(WORK INSTRUCTIONS):
Print the complete set of entries exactly.

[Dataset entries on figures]
★ ★ ★
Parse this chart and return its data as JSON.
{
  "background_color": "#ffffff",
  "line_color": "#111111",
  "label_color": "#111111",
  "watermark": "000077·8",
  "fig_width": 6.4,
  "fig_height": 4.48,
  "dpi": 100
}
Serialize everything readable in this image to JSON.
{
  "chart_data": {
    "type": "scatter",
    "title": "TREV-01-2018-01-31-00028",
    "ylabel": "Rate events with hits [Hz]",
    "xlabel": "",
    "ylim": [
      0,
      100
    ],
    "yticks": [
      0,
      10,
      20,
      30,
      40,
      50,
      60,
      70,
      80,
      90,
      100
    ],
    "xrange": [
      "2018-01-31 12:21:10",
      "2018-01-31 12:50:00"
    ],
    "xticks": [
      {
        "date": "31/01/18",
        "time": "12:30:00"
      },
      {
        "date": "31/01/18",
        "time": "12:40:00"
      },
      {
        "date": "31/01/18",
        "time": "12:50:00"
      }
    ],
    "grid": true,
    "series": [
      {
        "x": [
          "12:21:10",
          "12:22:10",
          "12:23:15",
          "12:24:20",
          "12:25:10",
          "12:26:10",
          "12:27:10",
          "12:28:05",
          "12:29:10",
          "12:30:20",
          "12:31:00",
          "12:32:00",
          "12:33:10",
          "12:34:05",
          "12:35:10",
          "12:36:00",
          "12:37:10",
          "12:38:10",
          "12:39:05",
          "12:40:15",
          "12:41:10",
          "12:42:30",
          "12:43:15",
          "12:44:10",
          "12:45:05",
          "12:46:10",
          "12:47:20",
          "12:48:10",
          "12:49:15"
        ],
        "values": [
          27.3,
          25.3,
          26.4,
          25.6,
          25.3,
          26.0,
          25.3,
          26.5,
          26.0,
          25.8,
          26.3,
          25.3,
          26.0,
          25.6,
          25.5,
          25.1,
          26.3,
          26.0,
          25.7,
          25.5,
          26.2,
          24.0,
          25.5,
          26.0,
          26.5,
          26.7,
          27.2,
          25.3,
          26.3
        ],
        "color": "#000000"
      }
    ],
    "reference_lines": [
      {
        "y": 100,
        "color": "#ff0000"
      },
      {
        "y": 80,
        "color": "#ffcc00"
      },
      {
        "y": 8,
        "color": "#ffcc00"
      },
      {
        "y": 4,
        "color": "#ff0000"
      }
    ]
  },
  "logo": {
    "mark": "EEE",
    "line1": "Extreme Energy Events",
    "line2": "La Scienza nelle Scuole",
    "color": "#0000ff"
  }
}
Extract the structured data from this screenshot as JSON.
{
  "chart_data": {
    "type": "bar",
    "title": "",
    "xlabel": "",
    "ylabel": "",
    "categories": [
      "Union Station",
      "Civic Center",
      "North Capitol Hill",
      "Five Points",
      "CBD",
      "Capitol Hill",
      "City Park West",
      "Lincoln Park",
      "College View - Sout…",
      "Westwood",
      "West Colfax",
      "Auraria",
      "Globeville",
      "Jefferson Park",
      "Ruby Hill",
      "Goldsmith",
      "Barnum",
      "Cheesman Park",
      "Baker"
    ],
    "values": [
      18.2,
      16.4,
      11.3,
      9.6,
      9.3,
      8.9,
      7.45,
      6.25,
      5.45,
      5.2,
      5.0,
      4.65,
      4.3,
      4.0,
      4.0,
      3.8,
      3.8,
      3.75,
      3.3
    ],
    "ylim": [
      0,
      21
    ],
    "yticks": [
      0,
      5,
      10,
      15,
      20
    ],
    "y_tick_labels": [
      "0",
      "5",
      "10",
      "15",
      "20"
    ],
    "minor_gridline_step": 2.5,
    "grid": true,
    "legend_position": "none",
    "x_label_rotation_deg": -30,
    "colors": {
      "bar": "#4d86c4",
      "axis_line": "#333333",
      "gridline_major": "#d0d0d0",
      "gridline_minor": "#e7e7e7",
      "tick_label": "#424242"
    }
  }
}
★ ★ ★
(WRITTEN SOLUTION):
Parse this chart and return its data as JSON.
{
  "background_color": "#ffffff",
  "line_color": "#111111",
  "label_color": "#111111",
  "watermark": "000077·8",
  "fig_width": 6.4,
  "fig_height": 4.48,
  "dpi": 100
}
Serialize everything readable in this image to JSON.
{
  "chart_data": {
    "type": "scatter",
    "title": "TREV-01-2018-01-31-00028",
    "ylabel": "Rate events with hits [Hz]",
    "xlabel": "",
    "ylim": [
      0,
      100
    ],
    "yticks": [
      0,
      10,
      20,
      30,
      40,
      50,
      60,
      70,
      80,
      90,
      100
    ],
    "xrange": [
      "2018-01-31 12:21:10",
      "2018-01-31 12:50:00"
    ],
    "xticks": [
      {
        "date": "31/01/18",
        "time": "12:30:00"
      },
      {
        "date": "31/01/18",
        "time": "12:40:00"
      },
      {
        "date": "31/01/18",
        "time": "12:50:00"
      }
    ],
    "grid": true,
    "series": [
      {
        "x": [
          "12:21:10",
          "12:22:10",
          "12:23:15",
          "12:24:20",
          "12:25:10",
          "12:26:10",
          "12:27:10",
          "12:28:05",
          "12:29:10",
          "12:30:20",
          "12:31:00",
          "12:32:00",
          "12:33:10",
          "12:34:05",
          "12:35:10",
          "12:36:00",
          "12:37:10",
          "12:38:10",
          "12:39:05",
          "12:40:15",
          "12:41:10",
          "12:42:30",
          "12:43:15",
          "12:44:10",
          "12:45:05",
          "12:46:10",
          "12:47:20",
          "12:48:10",
          "12:49:15"
        ],
        "values": [
          27.3,
          25.3,
          26.4,
          25.6,
          25.3,
          26.0,
          25.3,
          26.5,
          26.0,
          25.8,
          26.3,
          25.3,
          26.0,
          25.6,
          25.5,
          25.1,
          26.3,
          26.0,
          25.7,
          25.5,
          26.2,
          24.0,
          25.5,
          26.0,
          26.5,
          26.7,
          27.2,
          25.3,
          26.3
        ],
        "color": "#000000"
      }
    ],
    "reference_lines": [
      {
        "y": 100,
        "color": "#ff0000"
      },
      {
        "y": 80,
        "color": "#ffcc00"
      },
      {
        "y": 8,
        "color": "#ffcc00"
      },
      {
        "y": 4,
        "color": "#ff0000"
      }
    ]
  },
  "logo": {
    "mark": "EEE",
    "line1": "Extreme Energy Events",
    "line2": "La Scienza nelle Scuole",
    "color": "#0000ff"
  }
}
Extract the structured data from this screenshot as JSON.
{
  "chart_data": {
    "type": "bar",
    "title": "",
    "xlabel": "",
    "ylabel": "",
    "categories": [
      "Union Station",
      "Civic Center",
      "North Capitol Hill",
      "Five Points",
      "CBD",
      "Capitol Hill",
      "City Park West",
      "Lincoln Park",
      "College View - Sout…",
      "Westwood",
      "West Colfax",
      "Auraria",
      "Globeville",
      "Jefferson Park",
      "Ruby Hill",
      "Goldsmith",
      "Barnum",
      "Cheesman Park",
      "Baker"
    ],
    "values": [
      18.2,
      16.4,
      11.3,
      9.6,
      9.3,
      8.9,
      7.45,
      6.25,
      5.45,
      5.2,
      5.0,
      4.65,
      4.3,
      4.0,
      4.0,
      3.8,
      3.8,
      3.75,
      3.3
    ],
    "ylim": [
      0,
      21
    ],
    "yticks": [
      0,
      5,
      10,
      15,
      20
    ],
    "y_tick_labels": [
      "0",
      "5",
      "10",
      "15",
      "20"
    ],
    "minor_gridline_step": 2.5,
    "grid": true,
    "legend_position": "none",
    "x_label_rotation_deg": -30,
    "colors": {
      "bar": "#4d86c4",
      "axis_line": "#333333",
      "gridline_major": "#d0d0d0",
      "gridline_minor": "#e7e7e7",
      "tick_label": "#424242"
    }
  }
}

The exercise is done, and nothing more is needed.